» **TASK PROMPT**
Without the images, write out the whole listing exactly.

» **DATA LISTING**
-=-=-
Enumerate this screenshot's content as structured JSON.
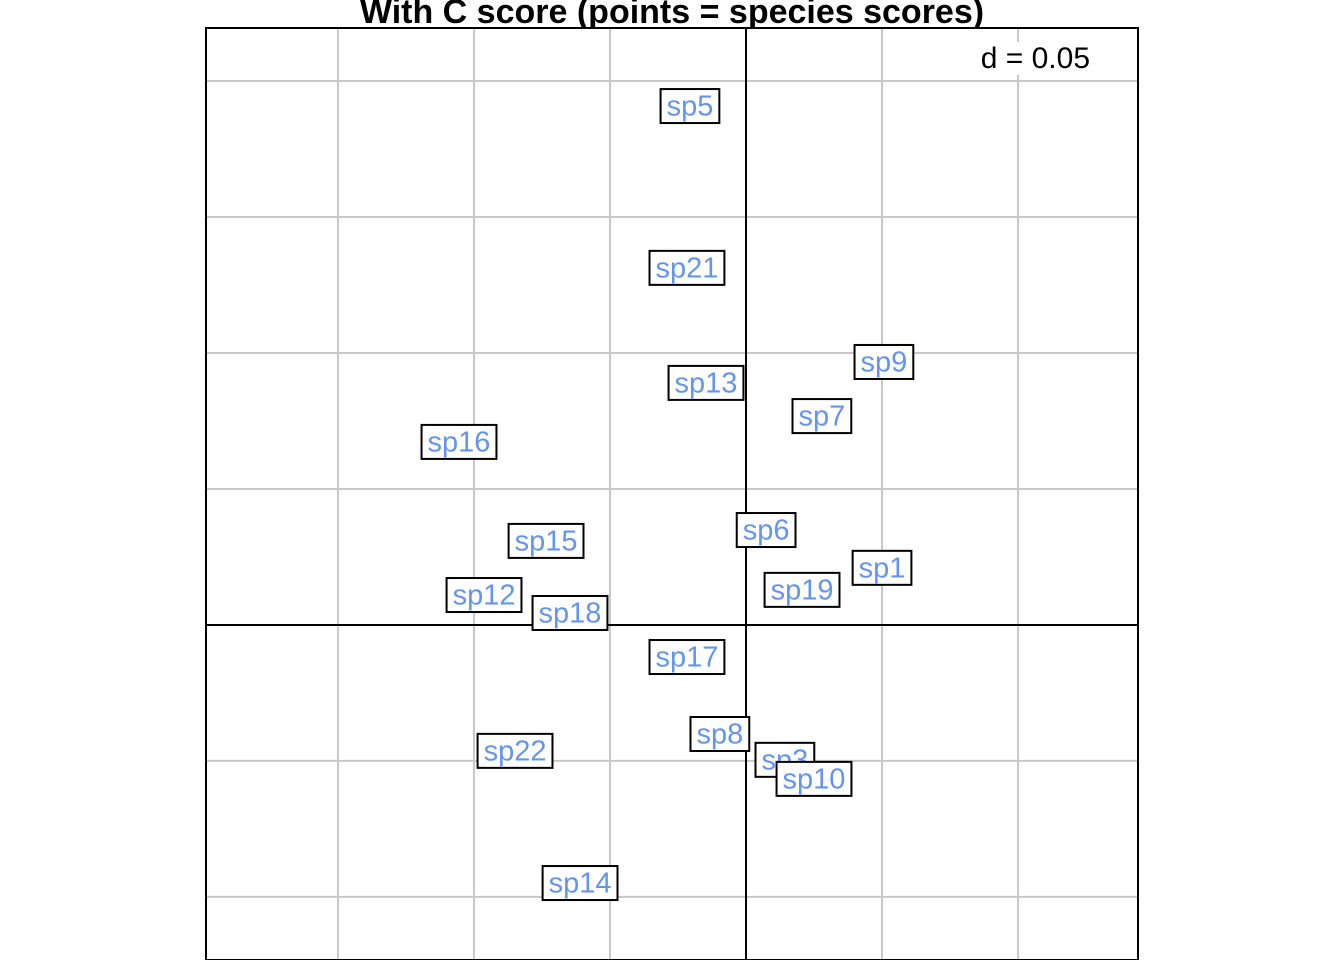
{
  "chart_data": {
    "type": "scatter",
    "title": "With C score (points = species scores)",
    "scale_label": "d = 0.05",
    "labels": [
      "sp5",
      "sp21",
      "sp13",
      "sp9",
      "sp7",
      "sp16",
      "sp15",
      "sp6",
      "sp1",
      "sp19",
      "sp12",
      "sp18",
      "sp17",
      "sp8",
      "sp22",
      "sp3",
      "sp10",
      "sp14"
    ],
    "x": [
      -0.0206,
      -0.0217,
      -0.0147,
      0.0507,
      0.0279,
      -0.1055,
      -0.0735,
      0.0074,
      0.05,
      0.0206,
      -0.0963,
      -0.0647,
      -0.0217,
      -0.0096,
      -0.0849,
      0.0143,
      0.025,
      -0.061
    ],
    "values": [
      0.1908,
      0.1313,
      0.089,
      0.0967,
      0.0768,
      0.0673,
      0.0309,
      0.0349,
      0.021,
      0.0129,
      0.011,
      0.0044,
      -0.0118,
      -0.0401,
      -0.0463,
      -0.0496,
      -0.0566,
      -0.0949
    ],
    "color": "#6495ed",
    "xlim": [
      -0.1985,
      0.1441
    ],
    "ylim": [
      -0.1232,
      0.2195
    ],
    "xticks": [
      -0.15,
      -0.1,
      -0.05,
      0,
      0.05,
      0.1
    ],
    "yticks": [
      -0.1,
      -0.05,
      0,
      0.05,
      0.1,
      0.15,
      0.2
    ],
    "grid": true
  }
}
-=-=-
» **ANSWER**
Enumerate this screenshot's content as structured JSON.
{
  "chart_data": {
    "type": "scatter",
    "title": "With C score (points = species scores)",
    "scale_label": "d = 0.05",
    "labels": [
      "sp5",
      "sp21",
      "sp13",
      "sp9",
      "sp7",
      "sp16",
      "sp15",
      "sp6",
      "sp1",
      "sp19",
      "sp12",
      "sp18",
      "sp17",
      "sp8",
      "sp22",
      "sp3",
      "sp10",
      "sp14"
    ],
    "x": [
      -0.0206,
      -0.0217,
      -0.0147,
      0.0507,
      0.0279,
      -0.1055,
      -0.0735,
      0.0074,
      0.05,
      0.0206,
      -0.0963,
      -0.0647,
      -0.0217,
      -0.0096,
      -0.0849,
      0.0143,
      0.025,
      -0.061
    ],
    "values": [
      0.1908,
      0.1313,
      0.089,
      0.0967,
      0.0768,
      0.0673,
      0.0309,
      0.0349,
      0.021,
      0.0129,
      0.011,
      0.0044,
      -0.0118,
      -0.0401,
      -0.0463,
      -0.0496,
      -0.0566,
      -0.0949
    ],
    "color": "#6495ed",
    "xlim": [
      -0.1985,
      0.1441
    ],
    "ylim": [
      -0.1232,
      0.2195
    ],
    "xticks": [
      -0.15,
      -0.1,
      -0.05,
      0,
      0.05,
      0.1
    ],
    "yticks": [
      -0.1,
      -0.05,
      0,
      0.05,
      0.1,
      0.15,
      0.2
    ],
    "grid": true
  }
}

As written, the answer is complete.